DIRECTIVE: Reproduce verbatim the lines of the records that begin with the line containing "logo blue box (970, 553, 1001, 606)" and end with the line containing "pill: Facturi (47, 131, 280, 184)", including both of those lines.

(Labeled region entries)
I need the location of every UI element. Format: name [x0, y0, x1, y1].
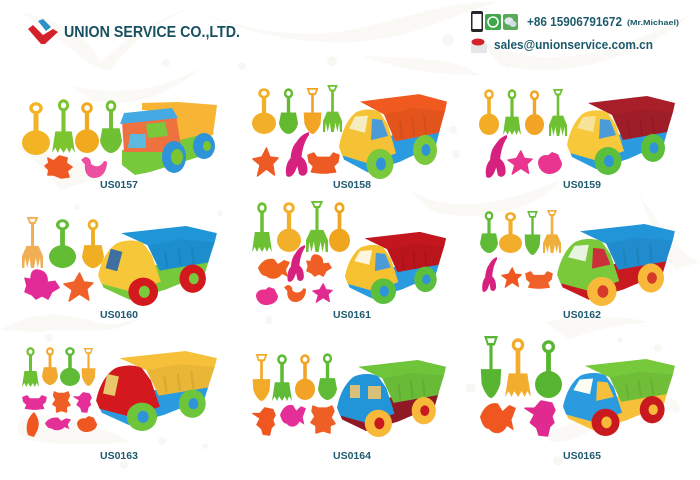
- lobster: [482, 257, 497, 292]
- seahorse: [74, 393, 91, 412]
- truck: [339, 94, 447, 179]
- icon: email: [471, 38, 487, 53]
- contact name: (Mr.Michael): [627, 18, 680, 27]
- seahorse: [525, 401, 555, 436]
- starfish: [508, 151, 532, 174]
- truck: [98, 226, 217, 306]
- icon: whatsapp: [485, 14, 501, 30]
- fork: [306, 202, 328, 252]
- duck mould: [81, 157, 107, 178]
- panel: US0165: [480, 337, 675, 462]
- rake: [252, 204, 272, 252]
- crab: [23, 396, 46, 409]
- company name: UNION SERVICE CO.,LTD.: [64, 24, 240, 41]
- spade: [279, 90, 298, 134]
- truck: [337, 360, 446, 437]
- scoop: [525, 92, 544, 135]
- fish: [45, 417, 71, 430]
- label: US0165: [563, 450, 601, 462]
- spade: [100, 102, 122, 153]
- sticker: [103, 374, 119, 396]
- spade: [42, 348, 58, 385]
- shovel: [253, 355, 270, 401]
- starfish: [502, 268, 521, 287]
- label: US0164: [333, 450, 371, 462]
- label: US0161: [333, 309, 371, 321]
- shovel: [82, 221, 104, 268]
- rake: [22, 348, 39, 387]
- starfish: [253, 148, 278, 176]
- email address: sales@unionservice.com.cn: [494, 38, 653, 52]
- turtle mould: [45, 156, 72, 178]
- fork: [549, 90, 567, 136]
- shovel: [481, 337, 501, 398]
- rake: [503, 91, 521, 135]
- sticker: [106, 249, 122, 271]
- lobster: [287, 245, 305, 282]
- shell: [538, 152, 562, 174]
- clam: [77, 416, 97, 432]
- scoop: [329, 204, 350, 252]
- label: US0160: [100, 309, 138, 321]
- logo: [28, 19, 58, 44]
- scoop: [479, 91, 499, 135]
- shovel: [304, 89, 321, 134]
- label: US0162: [563, 309, 601, 321]
- background dots: [45, 34, 662, 469]
- fork: [22, 218, 43, 268]
- starfish: [64, 273, 93, 301]
- seahorse: [253, 408, 275, 435]
- truck: [345, 232, 446, 304]
- spade: [318, 355, 337, 400]
- label: US0157: [100, 179, 138, 191]
- rake: [505, 340, 531, 397]
- duck: [284, 285, 306, 302]
- scoop: [49, 221, 76, 268]
- panel: US0160: [22, 218, 217, 321]
- fish: [280, 405, 306, 427]
- scoop: [60, 348, 80, 386]
- octopus: [25, 270, 59, 299]
- scoop: [535, 342, 562, 398]
- scoop: [252, 90, 276, 134]
- crab: [526, 272, 552, 288]
- scoop: [75, 104, 99, 153]
- fork: [323, 86, 342, 132]
- icon: wechat: [503, 14, 518, 30]
- scoop: [499, 213, 522, 253]
- scoop: [277, 204, 301, 252]
- stickers: [350, 385, 381, 399]
- spade: [480, 212, 498, 253]
- panel: US0164: [253, 355, 446, 462]
- panel: US0163: [22, 348, 217, 462]
- scoop: [22, 104, 50, 155]
- label: US0158: [333, 179, 371, 191]
- shell: [27, 412, 39, 437]
- truck: [120, 102, 217, 175]
- shovel: [82, 349, 95, 386]
- fork: [543, 211, 561, 253]
- icon: phone: [471, 11, 483, 32]
- fish: [480, 403, 516, 433]
- bear: [53, 392, 70, 412]
- rake: [52, 101, 75, 153]
- fish: [258, 259, 290, 279]
- lobster: [486, 135, 507, 178]
- truck: [563, 359, 675, 436]
- panel: US0158: [252, 86, 447, 191]
- panel: US0162: [480, 211, 675, 321]
- phone number: +86 15906791672: [527, 15, 622, 29]
- panel: US0159: [479, 90, 675, 191]
- bear: [311, 406, 335, 433]
- truck: [567, 96, 675, 175]
- truck: [96, 351, 217, 431]
- shell: [256, 287, 278, 305]
- octopus: [307, 255, 331, 276]
- truck: [557, 224, 675, 306]
- scoop: [295, 356, 315, 400]
- panel: US0157: [22, 101, 217, 191]
- lobster: [286, 132, 309, 177]
- panel: US0161: [252, 202, 446, 321]
- label: US0159: [563, 179, 601, 191]
- crab: [308, 153, 339, 173]
- rake: [272, 356, 292, 401]
- label: US0163: [100, 450, 138, 462]
- starfish: [313, 284, 332, 302]
- shovel: [525, 212, 540, 255]
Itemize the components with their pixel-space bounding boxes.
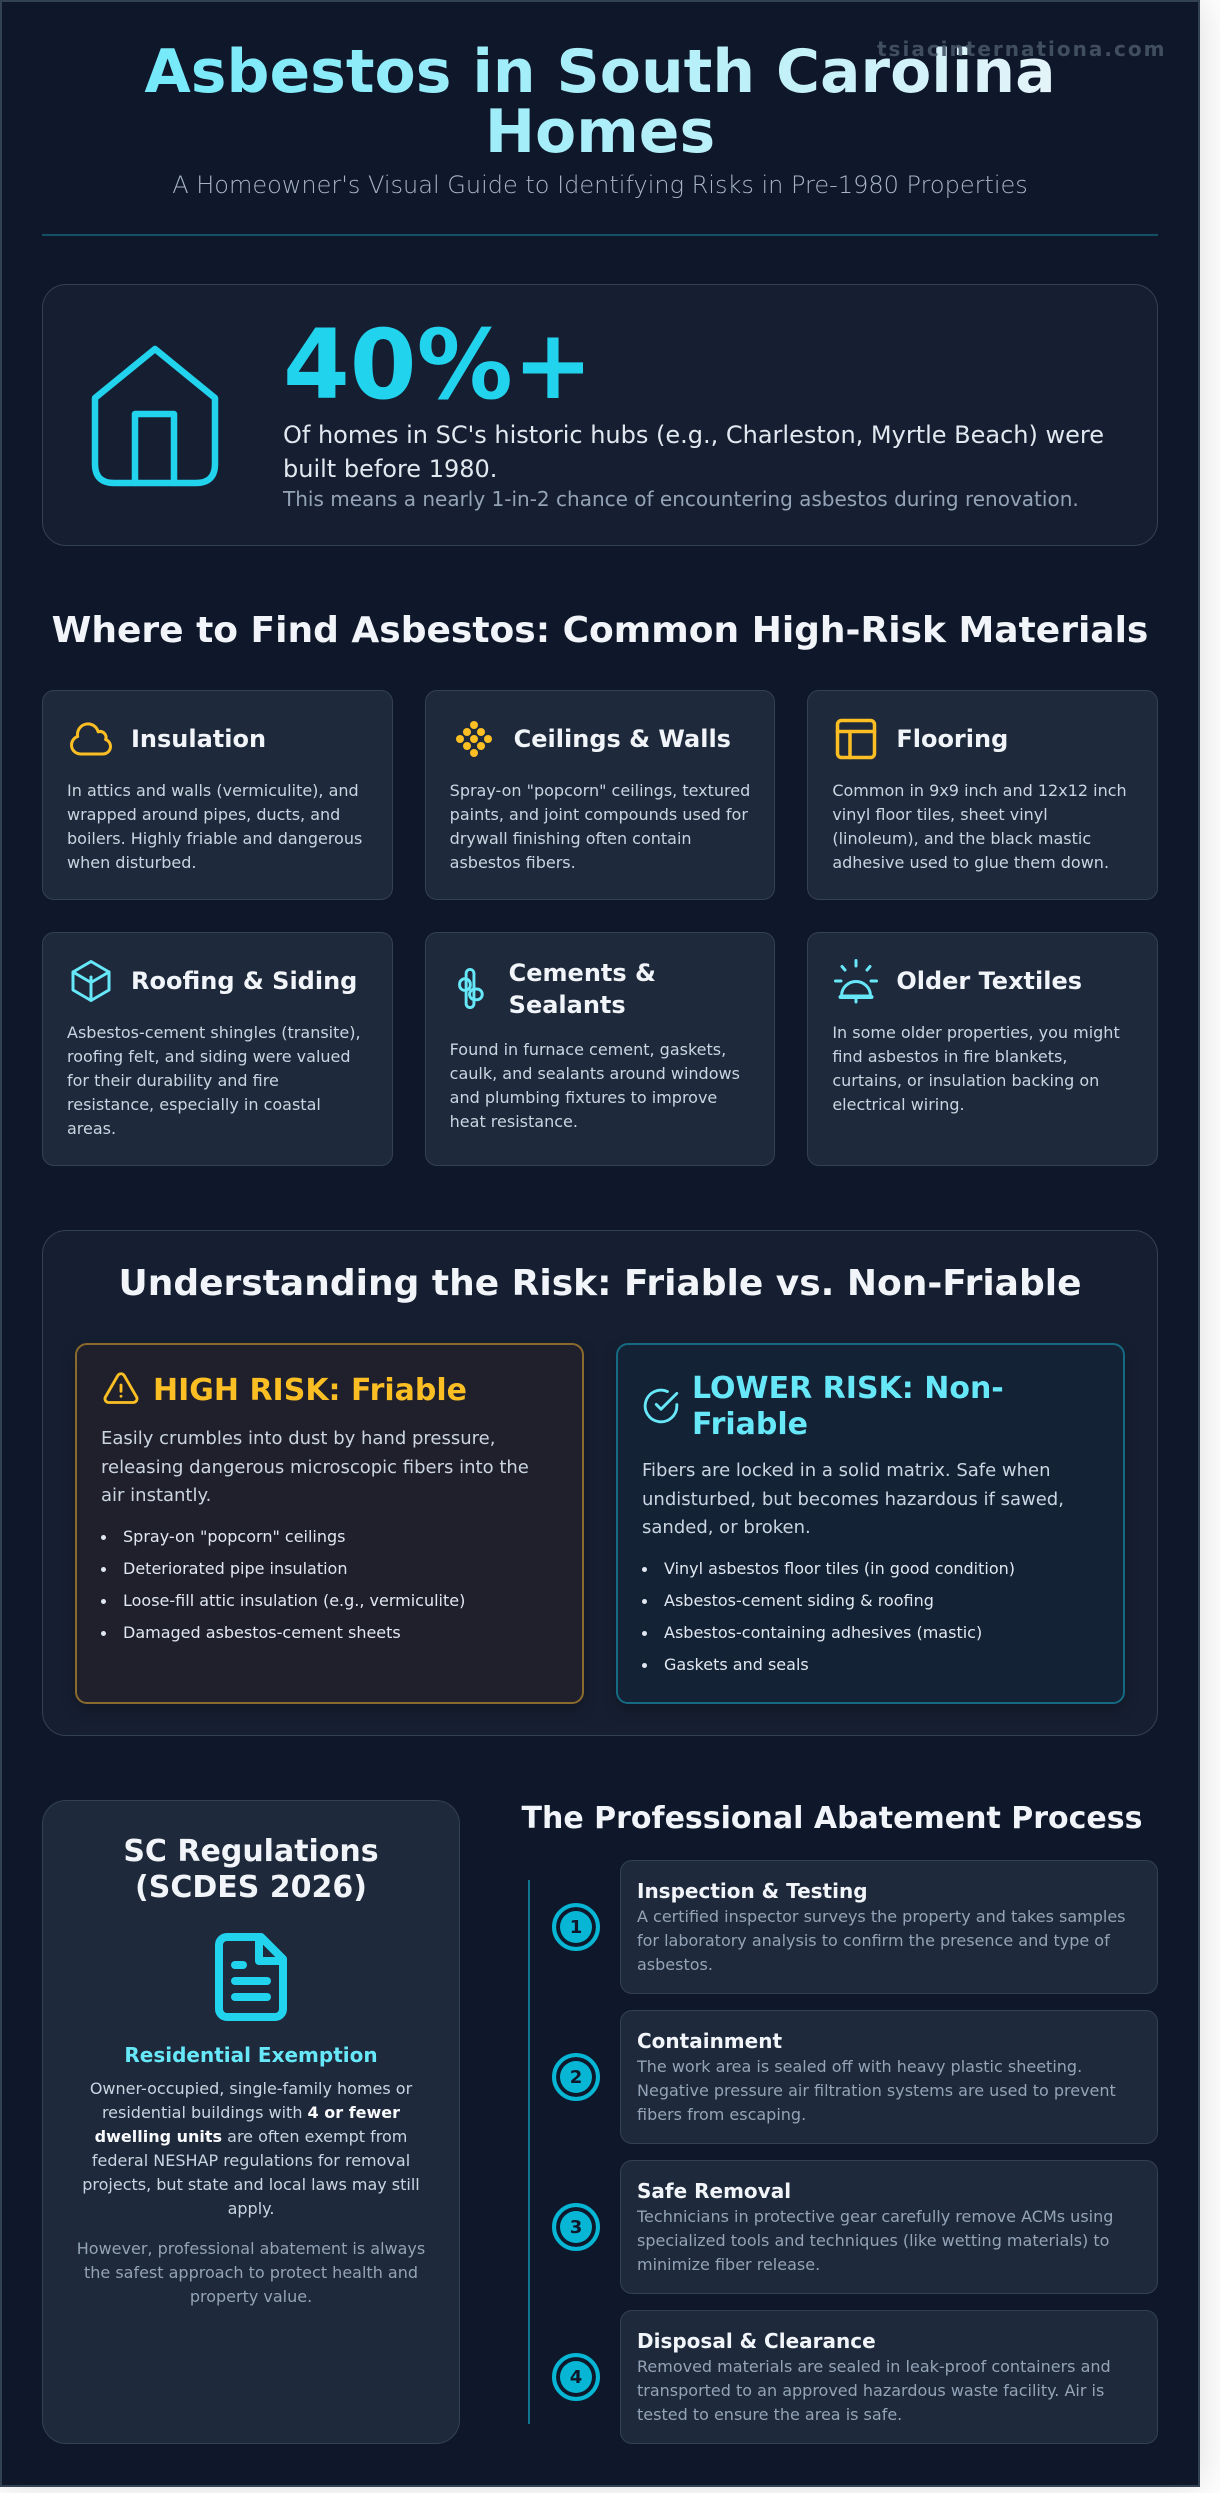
friable list [101, 1526, 465, 1642]
step 1 number [552, 1903, 600, 1951]
hero note: This means a nearly 1-in-2 chance of encountering asbestos during renovation. [283, 487, 1079, 511]
non-friable list: Asbestos-containing adhesives (mastic) [664, 1622, 982, 1642]
exemption text: apply. [228, 2199, 274, 2218]
exemption text [82, 2079, 420, 2218]
exemption text: dwelling units are often exempt from [95, 2127, 407, 2146]
panel: high risk: HIGH RISK: Friable [153, 1372, 467, 1408]
icon: document [215, 1933, 287, 2021]
card: insulation [42, 690, 393, 900]
subtitle: A Homeowner's Visual Guide to Identifying Risks in Pre-1980 Properties [172, 171, 1028, 199]
card: flooring [807, 690, 1158, 900]
step 3 number: 3 [570, 2216, 582, 2238]
step 4 number: 4 [570, 2366, 582, 2388]
exemption text: projects, but state and local laws may still [82, 2175, 420, 2194]
card: flooring: Common in 9x9 inch and 12x12 inch vinyl floor tiles, sheet vinyl (linoleum), and the black mastic adhesive used to glue them down. [832, 781, 1127, 872]
step 2 number [552, 2053, 600, 2101]
icon: dome with rays [834, 959, 878, 1004]
friable list: Damaged asbestos-cement sheets [123, 1622, 401, 1642]
step 2: Negative pressure air filtration systems are used to prevent [637, 2081, 1116, 2100]
icon: cube [71, 960, 111, 1002]
non-friable list: Vinyl asbestos floor tiles (in good condition) [664, 1558, 1015, 1578]
card: cements and sealants: Found in furnace cement, gaskets, caulk, and sealants around windows and plumbing fixtures to improve heat resistance. [450, 1040, 740, 1131]
step 3: Safe Removal [637, 2179, 791, 2203]
step 1: A certified inspector surveys the property and takes samples [637, 1907, 1126, 1926]
panel: SC regulations [42, 1800, 460, 2444]
hero text [283, 421, 1104, 483]
card: insulation: Insulation [131, 725, 266, 753]
step 4: Removed materials are sealed in leak-proof containers and [637, 2357, 1111, 2376]
icon: dots [456, 721, 492, 757]
non-friable list: Gaskets and seals [664, 1654, 809, 1674]
icon: tiles [836, 718, 876, 760]
card: older textiles: In some older properties, you might find asbestos in fire blankets, curtains, or insulation backing on electrical wiring. [832, 1023, 1120, 1114]
step 2 number: 2 [570, 2066, 582, 2088]
watermark: tsiacinternationa.com [877, 36, 1166, 60]
big number: 40%+ [283, 309, 593, 421]
abatement note: However, professional abatement is always [77, 2239, 425, 2258]
step 1 [620, 1860, 1158, 1994]
step 2 [620, 2010, 1158, 2144]
step 1: for laboratory analysis to confirm the presence and type of [637, 1931, 1110, 1950]
non-friable list [642, 1558, 1015, 1674]
title: Homes [485, 97, 715, 167]
panel: lower risk [616, 1343, 1125, 1704]
exemption text: Owner-occupied, single-family homes or [90, 2079, 412, 2098]
card: ceilings and walls [425, 690, 775, 900]
abatement note: the safest approach to protect health and [84, 2263, 418, 2282]
icon: sealant links [458, 968, 484, 1009]
step 1: Inspection & Testing [637, 1879, 868, 1903]
hero text: Of homes in SC's historic hubs (e.g., Charleston, Myrtle Beach) were [283, 421, 1104, 449]
heading: where to find: Where to Find Asbestos: Common High-Risk Materials [52, 610, 1148, 650]
panel: friable vs non-friable [42, 1230, 1158, 1736]
step 3: Technicians in protective gear carefully remove ACMs using [637, 2207, 1113, 2226]
card: older textiles: Older Textiles [896, 967, 1082, 995]
card: roofing and siding [42, 932, 393, 1166]
step 3 number [552, 2203, 600, 2251]
step 2: fibers from escaping. [637, 2105, 806, 2124]
non-friable description: Fibers are locked in a solid matrix. Safe when undisturbed, but becomes hazardous if sawed, sanded, or broken. [642, 1460, 1064, 1538]
step 2: The work area is sealed off with heavy plastic sheeting. [637, 2057, 1082, 2076]
exemption text: residential buildings with 4 or fewer [102, 2103, 400, 2122]
exemption text: federal NESHAP regulations for removal [92, 2151, 410, 2170]
icon: cloud [70, 722, 112, 756]
heading: understanding the risk: Understanding the Risk: Friable vs. Non-Friable [118, 1262, 1082, 1304]
icon: check circle [644, 1388, 678, 1424]
abatement note [77, 2239, 425, 2306]
step 1: asbestos. [637, 1955, 713, 1974]
panel: high risk [75, 1343, 584, 1704]
icon: warning triangle [104, 1372, 138, 1404]
regulations heading: (SCDES 2026) [135, 1870, 367, 1905]
hero text: built before 1980. [283, 455, 497, 483]
card: insulation: In attics and walls (vermiculite), and wrapped around pipes, ducts, and boilers. Highly friable and dangerous when disturbed. [67, 781, 362, 872]
step 3: minimize fiber release. [637, 2255, 820, 2274]
panel: lower risk: LOWER RISK: Non-Friable [692, 1370, 1004, 1442]
step 4 number [552, 2353, 600, 2401]
step 3: specialized tools and techniques (like wetting materials) to [637, 2231, 1109, 2250]
heading: abatement process: The Professional Abatement Process [522, 1800, 1142, 1836]
step 2: Containment [637, 2029, 782, 2053]
title: Asbestos in South Carolina [144, 37, 1056, 107]
regulations heading: SC Regulations [123, 1834, 379, 1869]
card: roofing and siding: Asbestos-cement shingles (transite), roofing felt, and siding were valued for their durability and fire resistance, especially in coastal areas. [67, 1023, 361, 1138]
regulations heading [123, 1834, 379, 1905]
step 1 number: 1 [570, 1916, 582, 1938]
abatement note: property value. [190, 2287, 312, 2306]
friable list: Deteriorated pipe insulation [123, 1558, 347, 1578]
friable list: Loose-fill attic insulation (e.g., vermiculite) [123, 1590, 465, 1610]
exemption heading: Residential Exemption [124, 2043, 378, 2067]
step 3 [620, 2160, 1158, 2294]
panel: hero statistic [42, 284, 1158, 546]
friable list: Spray-on "popcorn" ceilings [123, 1526, 346, 1546]
step 4 [620, 2310, 1158, 2444]
title [42, 42, 1158, 162]
non-friable list: Asbestos-cement siding & roofing [664, 1590, 934, 1610]
icon: house [92, 346, 218, 486]
card: cements and sealants: Cements & Sealants [509, 959, 656, 1019]
card: roofing and siding: Roofing & Siding [131, 967, 357, 995]
step 4: Disposal & Clearance [637, 2329, 876, 2353]
card: flooring: Flooring [896, 725, 1008, 753]
step 4: tested to ensure the area is safe. [637, 2405, 902, 2424]
card: cements and sealants [425, 932, 775, 1166]
step 4: transported to an approved hazardous waste facility. Air is [637, 2381, 1104, 2400]
card: ceilings and walls: Ceilings & Walls [514, 725, 731, 753]
friable description: Easily crumbles into dust by hand pressure, releasing dangerous microscopic fibers into the air instantly. [101, 1428, 529, 1506]
card: ceilings and walls: Spray-on "popcorn" ceilings, textured paints, and joint compounds used for drywall finishing often contain asbestos fibers. [450, 781, 750, 872]
card: older textiles [807, 932, 1158, 1166]
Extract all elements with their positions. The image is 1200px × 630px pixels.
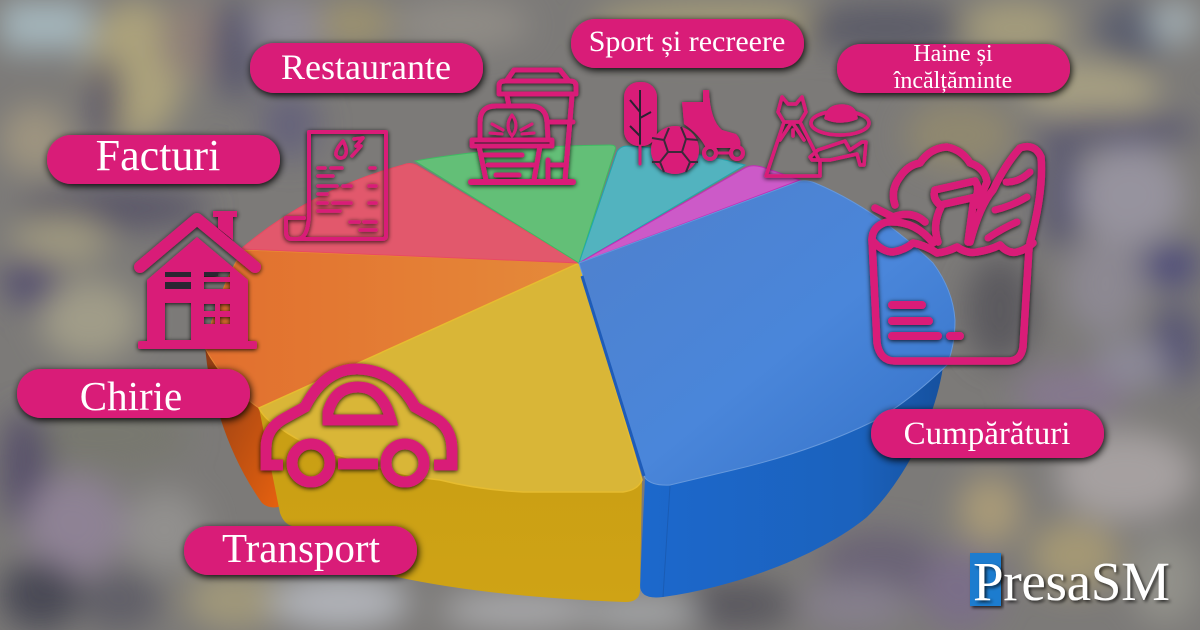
logo blue box (970, 553, 1001, 606)
pill: Haine și încălțăminte: Haine și (913, 41, 993, 67)
pill: Facturi: Facturi (96, 131, 220, 180)
red slice (241, 164, 579, 263)
pill: Haine și încălțăminte: încălțăminte (893, 68, 1012, 94)
blue slice (579, 181, 955, 485)
orange slice (205, 250, 579, 408)
blue side seam (663, 486, 670, 597)
pill: Sport și recreere: Sport și recreere (589, 25, 785, 58)
logo: PresaSM (970, 551, 1170, 612)
window shadows (165, 272, 218, 289)
orange slice side (205, 345, 282, 507)
icon: food and coffee (471, 70, 576, 182)
pill: Restaurante (250, 43, 483, 93)
icon: groceries (872, 147, 1042, 361)
icon: bill (286, 132, 386, 239)
walls with windows (147, 237, 248, 341)
chimney (213, 211, 237, 240)
magenta slice (579, 166, 800, 263)
yellow slice side (259, 408, 642, 602)
base (138, 341, 257, 349)
pill: Cumpărături (871, 409, 1104, 458)
yellow slice (259, 263, 642, 492)
roof (140, 219, 255, 267)
pill: Transport (184, 525, 417, 575)
pill: Sport și recreere (571, 19, 804, 68)
blue slice side (640, 340, 950, 598)
ball (651, 126, 699, 174)
pill: Facturi (47, 131, 280, 184)
pill: Restaurante: Restaurante (281, 47, 451, 87)
icon: car (266, 369, 452, 482)
green slice (415, 145, 615, 263)
logo text: PresaSM (973, 551, 1170, 612)
pie chart (205, 145, 955, 602)
pill: Haine și încălțăminte (837, 41, 1070, 94)
pill: Chirie (17, 369, 250, 419)
blue bevel (582, 276, 644, 476)
skate (682, 90, 740, 148)
icon: clothes (766, 97, 869, 176)
pill: Chirie: Chirie (80, 373, 182, 419)
pill: Cumpărături: Cumpărături (904, 416, 1070, 452)
tree (624, 82, 657, 146)
icon: house (138, 211, 257, 349)
teal slice (579, 146, 745, 263)
icon: sport (624, 82, 743, 174)
pill: Transport: Transport (222, 525, 381, 571)
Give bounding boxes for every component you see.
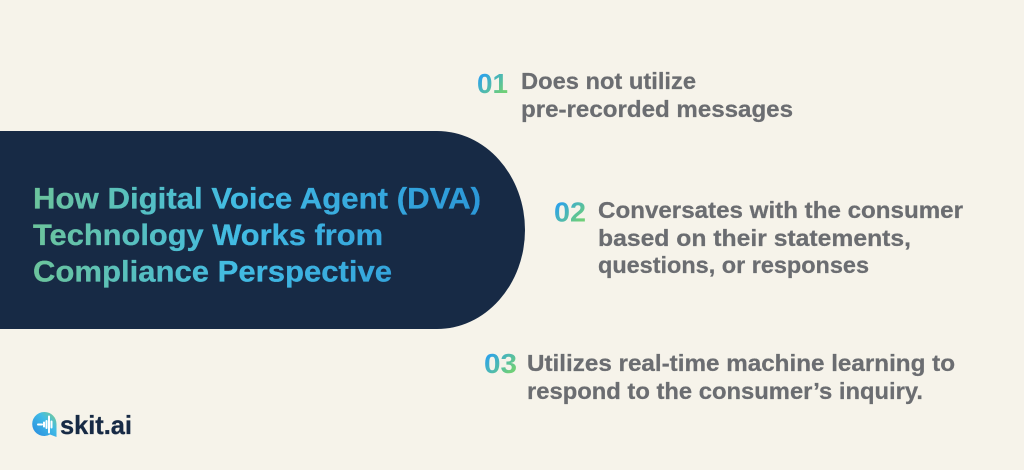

TASK RESULT:
logo blue box (970, 553, 1001, 606)
pill: Haine și încălțăminte: Haine și (913, 41, 993, 67)
pill: Facturi: Facturi (96, 131, 220, 180)
red slice (241, 164, 579, 263)
pill: Haine și încălțăminte: încălțăminte (893, 68, 1012, 94)
blue slice (579, 181, 955, 485)
orange slice (205, 250, 579, 408)
blue side seam (663, 486, 670, 597)
pill: Sport și recreere: Sport și recreere (589, 25, 785, 58)
logo: PresaSM (970, 551, 1170, 612)
window shadows (165, 272, 218, 289)
orange slice side (205, 345, 282, 507)
icon: food and coffee (471, 70, 576, 182)
pill: Restaurante (250, 43, 483, 93)
icon: groceries (872, 147, 1042, 361)
icon: bill (286, 132, 386, 239)
walls with windows (147, 237, 248, 341)
chimney (213, 211, 237, 240)
magenta slice (579, 166, 800, 263)
yellow slice side (259, 408, 642, 602)
base (138, 341, 257, 349)
pill: Cumpărături (871, 409, 1104, 458)
yellow slice (259, 263, 642, 492)
roof (140, 219, 255, 267)
pill: Transport (184, 525, 417, 575)
pill: Sport și recreere (571, 19, 804, 68)
blue slice side (640, 340, 950, 598)
ball (651, 126, 699, 174)
pill: Facturi (47, 131, 280, 184)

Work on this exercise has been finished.